* _RECORDS TO USE_:
== Segment start ==
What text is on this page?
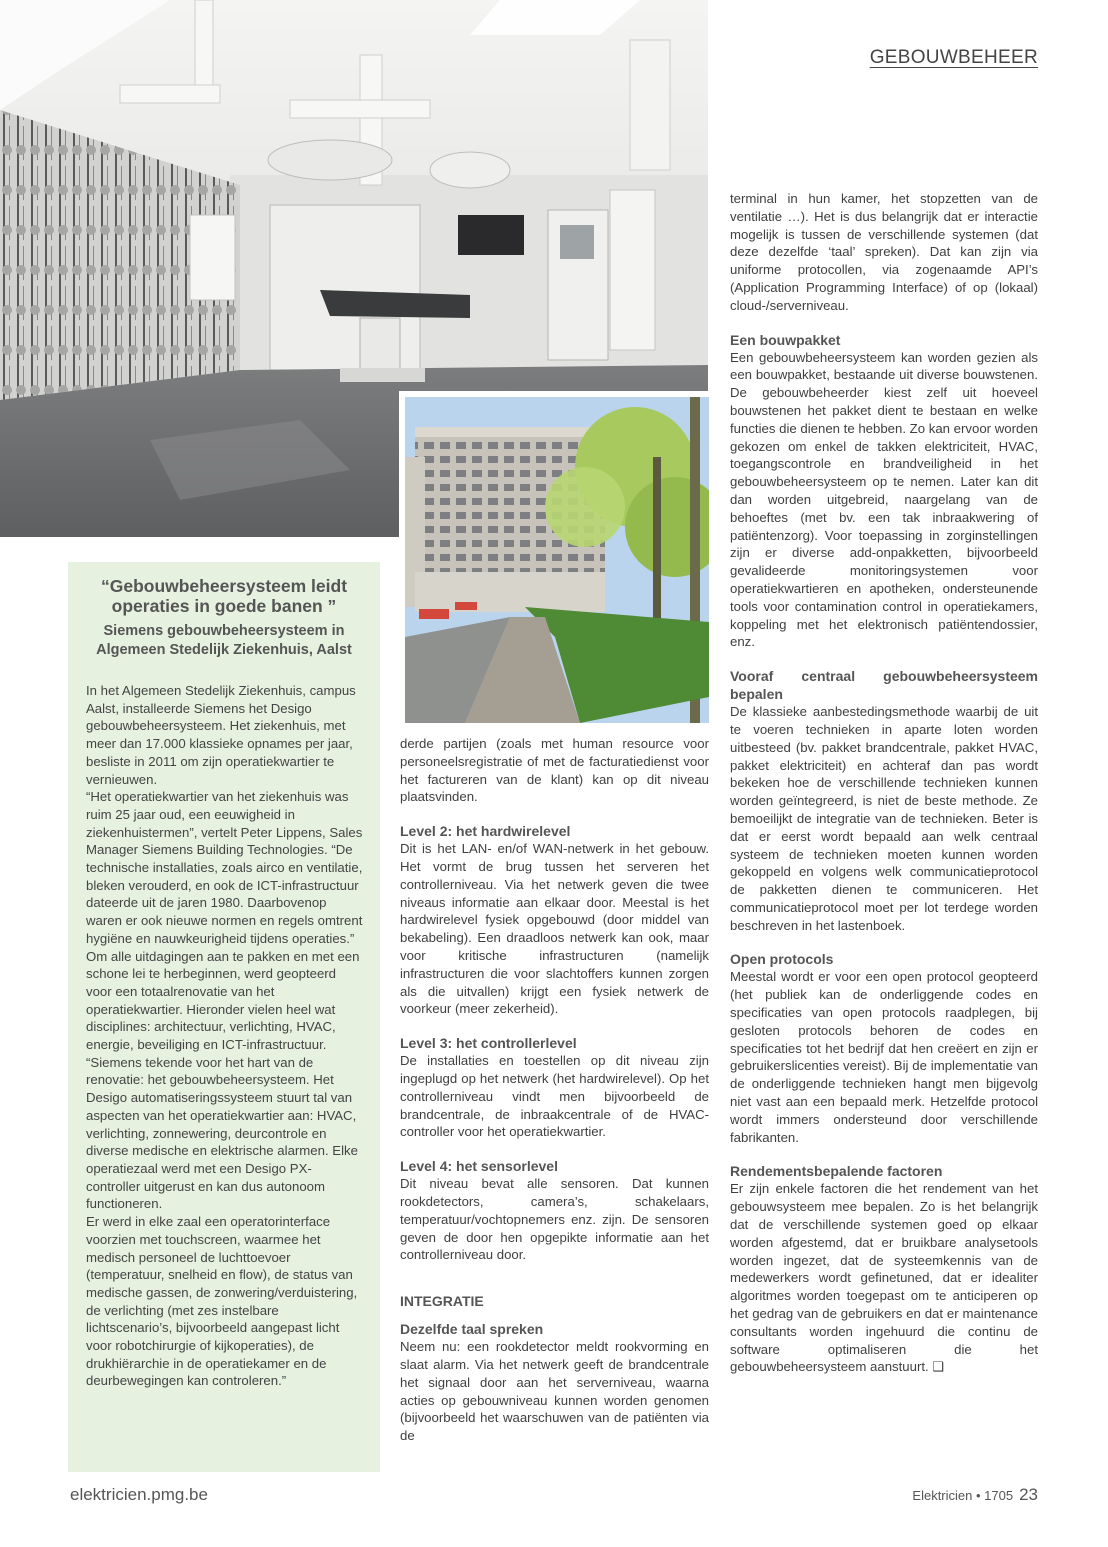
GEBOUWBEHEER
“Gebouwbeheersysteem leidt
operaties in goede banen ”
Siemens gebouwbeheersysteem in
Algemeen Stedelijk Ziekenhuis, Aalst
In het Algemeen Stedelijk Ziekenhuis, campus Aalst, installeerde Siemens het Desigo gebouwbeheersysteem. Het ziekenhuis, met meer dan 17.000 klassieke opnames per jaar, besliste in 2011 om zijn operatiekwartier te vernieuwen.
“Het operatiekwartier van het ziekenhuis was ruim 25 jaar oud, een eeuwigheid in ziekenhuistermen”, vertelt Peter Lippens, Sales Manager Siemens Building Technologies. “De technische installaties, zoals airco en ventilatie, bleken verouderd, en ook de ICT-infrastructuur dateerde uit de jaren 1980. Daarbovenop waren er ook nieuwe normen en regels omtrent hygiëne en nauwkeurigheid tijdens operaties.”
Om alle uitdagingen aan te pakken en met een schone lei te herbeginnen, werd geopteerd voor een totaalrenovatie van het operatiekwartier. Hieronder vielen heel wat disciplines: architectuur, verlichting, HVAC, energie, beveiliging en ICT-infrastructuur.
“Siemens tekende voor het hart van de renovatie: het gebouwbeheersysteem. Het Desigo automatiseringssysteem stuurt tal van aspecten van het operatiekwartier aan: HVAC, verlichting, zonnewering, deurcontrole en diverse medische en elektrische alarmen. Elke operatiezaal werd met een Desigo PX-controller uitgerust en kan dus autonoom functioneren.
Er werd in elke zaal een operatorinterface voorzien met touchscreen, waarmee het medisch personeel de luchttoevoer (temperatuur, snelheid en flow), de status van medische gassen, de zonwering/verduistering, de verlichting (met zes instelbare lichtscenario’s, bijvoorbeeld aangepast licht voor robotchirurgie of kijkoperaties), de drukhiërarchie in de operatiekamer en de deurbewegingen kan controleren.”

derde partijen (zoals met human resource voor personeelsregistratie of met de facturatiedienst voor het factureren van de klant) kan op dit niveau plaatsvinden.

Level 2: het hardwirelevel

Dit is het LAN- en/of WAN-netwerk in het gebouw. Het vormt de brug tussen het serveren het controllerniveau. Via het netwerk geven die twee niveaus informatie aan elkaar door. Meestal is het hardwirelevel fysiek opgebouwd (door middel van bekabeling). Een draadloos netwerk kan ook, maar voor kritische infrastructuren (namelijk infrastructuren die voor slachtoffers kunnen zorgen als die uitvallen) krijgt een fysiek netwerk de voorkeur (meer zekerheid).

Level 3: het controllerlevel

De installaties en toestellen op dit niveau zijn ingeplugd op het netwerk (het hardwirelevel). Op het controllerniveau vindt men bijvoorbeeld de brandcentrale, de inbraakcentrale of de HVAC-controller voor het operatiekwartier.

Level 4: het sensorlevel

Dit niveau bevat alle sensoren. Dat kunnen rookdetectors, camera’s, schakelaars, temperatuur/vochtopnemers enz. zijn. De sensoren geven de door hen opgepikte informatie aan het controllerniveau door.

INTEGRATIE
Dezelfde taal spreken

Neem nu: een rookdetector meldt rookvorming en slaat alarm. Via het netwerk geeft de brandcentrale het signaal door aan het serverniveau, waarna acties op gebouwniveau kunnen worden genomen (bijvoorbeeld het waarschuwen van de patiënten via de

terminal in hun kamer, het stopzetten van de ventilatie …). Het is dus belangrijk dat er interactie mogelijk is tussen de verschillende systemen (dat deze dezelfde ‘taal’ spreken). Dat kan zijn via uniforme protocollen, via zogenaamde API’s (Application Programming Interface) of op (lokaal) cloud-/serverniveau.

Een bouwpakket

Een gebouwbeheersysteem kan worden gezien als een bouwpakket, bestaande uit diverse bouwstenen. De gebouwbeheerder kiest zelf uit hoeveel bouwstenen het pakket dient te bestaan en welke functies die dienen te hebben. Zo kan ervoor worden gekozen om enkel de takken elektriciteit, HVAC, toegangscontrole en brandveiligheid in het gebouwbeheersysteem op te nemen. Later kan dit dan worden uitgebreid, naargelang van de behoeftes (met bv. een tak inbraakwering of patiëntenzorg). Voor toepassing in zorginstellingen zijn er diverse add-onpakketten, bijvoorbeeld gevalideerde monitoringsystemen voor operatiekwartieren en apotheken, ondersteunende tools voor contamination control in operatiekamers, koppeling met het elektronisch patiëntendossier, enz.

Vooraf centraal gebouwbeheersysteem bepalen

De klassieke aanbestedingsmethode waarbij de uit te voeren technieken in aparte loten worden uitbesteed (bv. pakket brandcentrale, pakket HVAC, pakket elektriciteit) en achteraf dan pas wordt bekeken hoe de verschillende technieken kunnen worden geïntegreerd, is niet de beste methode. Ze bemoeilijkt de integratie van de technieken. Beter is dat er eerst wordt bepaald aan welk centraal systeem de technieken moeten kunnen worden gekoppeld en volgens welk communicatieprotocol de pakketten dienen te communiceren. Het communicatieprotocol moet per lot terdege worden beschreven in het lastenboek.

Open protocols

Meestal wordt er voor een open protocol geopteerd (het publiek kan de onderliggende codes en specificaties van open protocols raadplegen, bij gesloten protocols behoren de codes en specificaties tot het bedrijf dat hen creëert en zijn er gebruikerslicenties vereist). Bij de implementatie van de onderliggende technieken hangt men bijgevolg niet vast aan een bepaald merk. Hetzelfde protocol wordt immers ondersteund door verschillende fabrikanten.

Rendementsbepalende factoren

Er zijn enkele factoren die het rendement van het gebouwsysteem mee bepalen. Zo is het belangrijk dat de verschillende systemen goed op elkaar worden afgestemd, dat er bruikbare analysetools worden ingezet, dat de systeemkennis van de medewerkers wordt gefinetuned, dat er idealiter algoritmes worden toegepast om te anticiperen op het gedrag van de gebruikers en dat er maintenance consultants worden ingehuurd die continu de software optimaliseren die het gebouwbeheersysteem aanstuurt. ❑

elektricien.pmg.be	Elektricien • 1705 23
== Segment end ==
* _WHAT YOU SHOULD DO_: Find every line in the records that holds the word "Algemeen", then state the count alone.

* _EXERCISE RESPONSE_: 2